[WHAT YOU ARE ASKED TO DO]: Leave out every picture, then transcribe the rest of the listing exactly.

[Collected data entries]:
━━━━━━

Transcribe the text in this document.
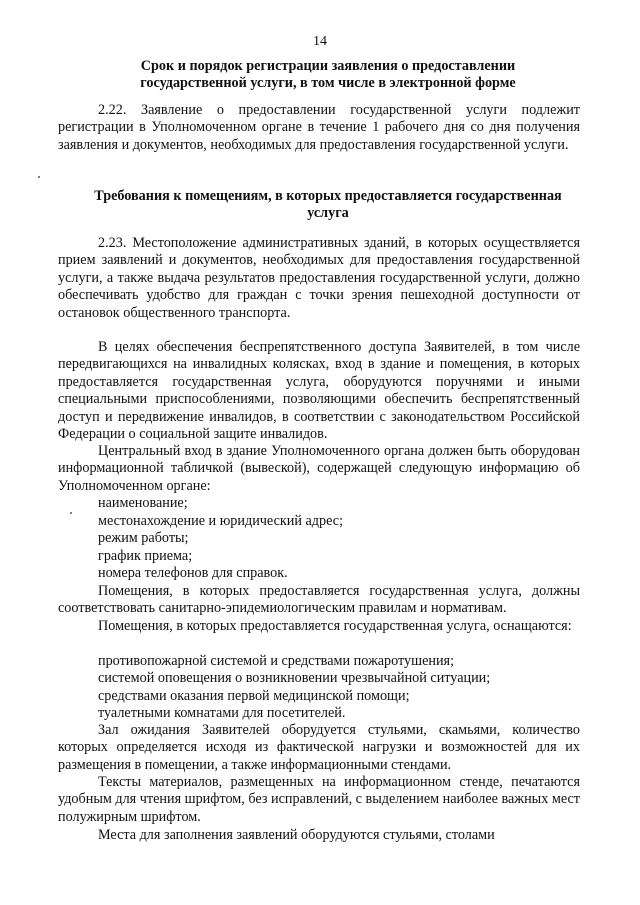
14
Срок и порядок регистрации заявления о предоставлении государственной услуги, в том числе в электронной форме

2.22. Заявление о предоставлении государственной услуги подлежит регистрации в Уполномоченном органе в течение 1 рабочего дня со дня получения заявления и документов, необходимых для предоставления государственной услуги.

Требования к помещениям, в которых предоставляется государственная услуга

2.23. Местоположение административных зданий, в которых осуществляется прием заявлений и документов, необходимых для предоставления государственной услуги, а также выдача результатов предоставления государственной услуги, должно обеспечивать удобство для граждан с точки зрения пешеходной доступности от остановок общественного транспорта.

В целях обеспечения беспрепятственного доступа Заявителей, в том числе передвигающихся на инвалидных колясках, вход в здание и помещения, в которых предоставляется государственная услуга, оборудуются поручнями и иными специальными приспособлениями, позволяющими обеспечить беспрепятственный доступ и передвижение инвалидов, в соответствии с законодательством Российской Федерации о социальной защите инвалидов.

Центральный вход в здание Уполномоченного органа должен быть оборудован информационной табличкой (вывеской), содержащей следующую информацию об Уполномоченном органе:

наименование;
местонахождение и юридический адрес;
режим работы;
график приема;
номера телефонов для справок.

Помещения, в которых предоставляется государственная услуга, должны соответствовать санитарно-эпидемиологическим правилам и нормативам.

Помещения, в которых предоставляется государственная услуга, оснащаются:

противопожарной системой и средствами пожаротушения;
системой оповещения о возникновении чрезвычайной ситуации;
средствами оказания первой медицинской помощи;
туалетными комнатами для посетителей.

Зал ожидания Заявителей оборудуется стульями, скамьями, количество которых определяется исходя из фактической нагрузки и возможностей для их размещения в помещении, а также информационными стендами.

Тексты материалов, размещенных на информационном стенде, печатаются удобным для чтения шрифтом, без исправлений, с выделением наиболее важных мест полужирным шрифтом.

Места для заполнения заявлений оборудуются стульями, столами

━━━━━━

[EXERCISE SOLUTION]:
Transcribe the text in this document.
14
Срок и порядок регистрации заявления о предоставлении государственной услуги, в том числе в электронной форме

2.22. Заявление о предоставлении государственной услуги подлежит регистрации в Уполномоченном органе в течение 1 рабочего дня со дня получения заявления и документов, необходимых для предоставления государственной услуги.

Требования к помещениям, в которых предоставляется государственная услуга

2.23. Местоположение административных зданий, в которых осуществляется прием заявлений и документов, необходимых для предоставления государственной услуги, а также выдача результатов предоставления государственной услуги, должно обеспечивать удобство для граждан с точки зрения пешеходной доступности от остановок общественного транспорта.

В целях обеспечения беспрепятственного доступа Заявителей, в том числе передвигающихся на инвалидных колясках, вход в здание и помещения, в которых предоставляется государственная услуга, оборудуются поручнями и иными специальными приспособлениями, позволяющими обеспечить беспрепятственный доступ и передвижение инвалидов, в соответствии с законодательством Российской Федерации о социальной защите инвалидов.

Центральный вход в здание Уполномоченного органа должен быть оборудован информационной табличкой (вывеской), содержащей следующую информацию об Уполномоченном органе:

наименование;
местонахождение и юридический адрес;
режим работы;
график приема;
номера телефонов для справок.

Помещения, в которых предоставляется государственная услуга, должны соответствовать санитарно-эпидемиологическим правилам и нормативам.

Помещения, в которых предоставляется государственная услуга, оснащаются:

противопожарной системой и средствами пожаротушения;
системой оповещения о возникновении чрезвычайной ситуации;
средствами оказания первой медицинской помощи;
туалетными комнатами для посетителей.

Зал ожидания Заявителей оборудуется стульями, скамьями, количество которых определяется исходя из фактической нагрузки и возможностей для их размещения в помещении, а также информационными стендами.

Тексты материалов, размещенных на информационном стенде, печатаются удобным для чтения шрифтом, без исправлений, с выделением наиболее важных мест полужирным шрифтом.

Места для заполнения заявлений оборудуются стульями, столами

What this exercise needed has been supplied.